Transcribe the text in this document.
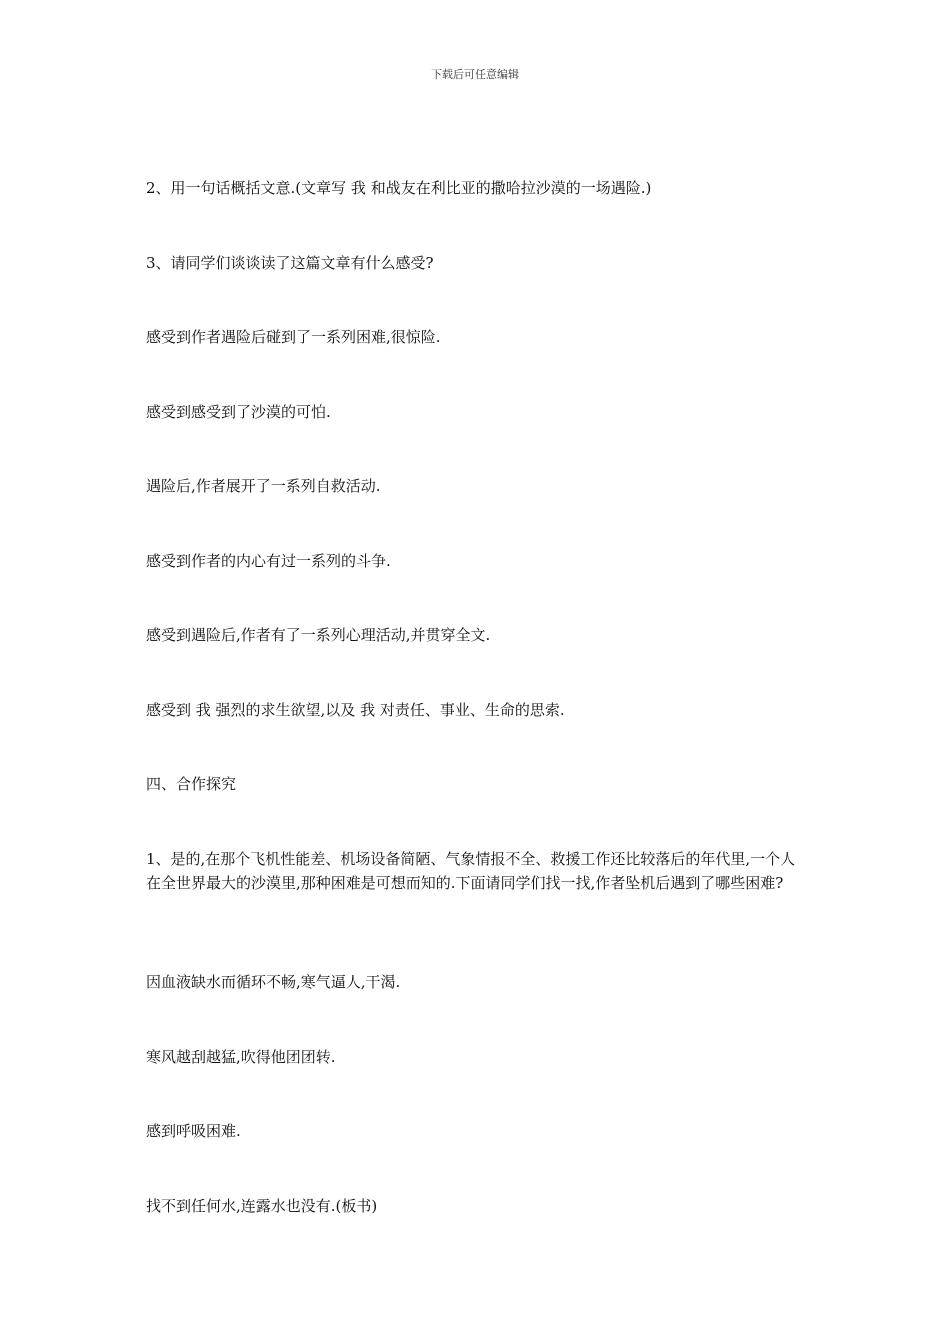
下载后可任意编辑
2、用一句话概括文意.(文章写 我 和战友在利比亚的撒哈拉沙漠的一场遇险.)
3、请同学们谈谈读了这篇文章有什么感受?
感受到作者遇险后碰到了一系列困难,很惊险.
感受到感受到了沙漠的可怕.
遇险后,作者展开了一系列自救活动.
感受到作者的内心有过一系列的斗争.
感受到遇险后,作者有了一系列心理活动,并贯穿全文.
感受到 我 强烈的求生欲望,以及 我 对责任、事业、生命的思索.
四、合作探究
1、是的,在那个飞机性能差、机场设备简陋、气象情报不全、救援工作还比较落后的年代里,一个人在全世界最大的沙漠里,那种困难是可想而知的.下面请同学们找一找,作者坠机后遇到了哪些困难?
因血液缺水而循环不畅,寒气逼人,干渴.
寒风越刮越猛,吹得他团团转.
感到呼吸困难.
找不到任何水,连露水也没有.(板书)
┄┄┄┄┄┄┄┄┄┄┄┄┄┄┄┄┄┄┄┄
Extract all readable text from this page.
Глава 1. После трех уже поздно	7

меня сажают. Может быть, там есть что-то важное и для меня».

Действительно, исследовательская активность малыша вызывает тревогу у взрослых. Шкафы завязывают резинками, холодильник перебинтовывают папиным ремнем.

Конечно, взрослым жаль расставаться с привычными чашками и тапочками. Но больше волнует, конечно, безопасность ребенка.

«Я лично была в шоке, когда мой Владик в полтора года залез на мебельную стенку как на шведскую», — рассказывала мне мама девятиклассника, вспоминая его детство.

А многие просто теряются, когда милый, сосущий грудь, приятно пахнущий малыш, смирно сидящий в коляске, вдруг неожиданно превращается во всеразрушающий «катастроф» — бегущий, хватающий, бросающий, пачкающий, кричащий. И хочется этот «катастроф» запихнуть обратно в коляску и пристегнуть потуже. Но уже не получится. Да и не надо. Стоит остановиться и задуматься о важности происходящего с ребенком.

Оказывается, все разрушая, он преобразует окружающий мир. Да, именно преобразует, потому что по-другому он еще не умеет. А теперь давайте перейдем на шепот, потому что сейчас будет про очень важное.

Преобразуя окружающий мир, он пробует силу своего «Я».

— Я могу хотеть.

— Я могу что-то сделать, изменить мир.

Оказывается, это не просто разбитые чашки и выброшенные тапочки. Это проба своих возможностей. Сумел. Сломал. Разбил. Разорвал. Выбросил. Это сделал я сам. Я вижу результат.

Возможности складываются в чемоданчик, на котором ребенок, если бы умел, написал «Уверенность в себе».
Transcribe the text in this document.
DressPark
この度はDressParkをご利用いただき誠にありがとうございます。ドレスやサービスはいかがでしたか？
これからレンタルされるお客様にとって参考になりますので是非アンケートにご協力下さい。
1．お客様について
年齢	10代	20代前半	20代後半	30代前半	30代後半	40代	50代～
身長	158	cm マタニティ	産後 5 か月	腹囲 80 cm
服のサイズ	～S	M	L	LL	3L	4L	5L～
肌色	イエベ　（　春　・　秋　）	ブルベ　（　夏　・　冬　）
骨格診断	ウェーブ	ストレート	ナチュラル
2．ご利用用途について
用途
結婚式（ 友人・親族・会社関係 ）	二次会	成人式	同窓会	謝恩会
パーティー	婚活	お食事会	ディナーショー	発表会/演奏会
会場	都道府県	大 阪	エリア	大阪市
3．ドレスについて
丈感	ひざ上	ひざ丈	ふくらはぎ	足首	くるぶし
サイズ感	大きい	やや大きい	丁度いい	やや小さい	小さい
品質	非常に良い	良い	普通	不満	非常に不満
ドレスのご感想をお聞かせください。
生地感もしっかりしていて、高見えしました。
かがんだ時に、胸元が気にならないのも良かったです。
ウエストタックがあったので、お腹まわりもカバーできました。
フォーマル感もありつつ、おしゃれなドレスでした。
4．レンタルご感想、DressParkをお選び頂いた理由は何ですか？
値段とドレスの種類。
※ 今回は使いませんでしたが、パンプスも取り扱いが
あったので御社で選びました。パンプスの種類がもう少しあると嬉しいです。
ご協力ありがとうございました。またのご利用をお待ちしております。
┄┄┄┄┄┄┄┄┄┄┄┄┄┄┄┄┄┄┄┄
**Exercise description:** Determine how many lines of the listing hold the word "окружающий" and reply with that figure alone.

**Result below:** 2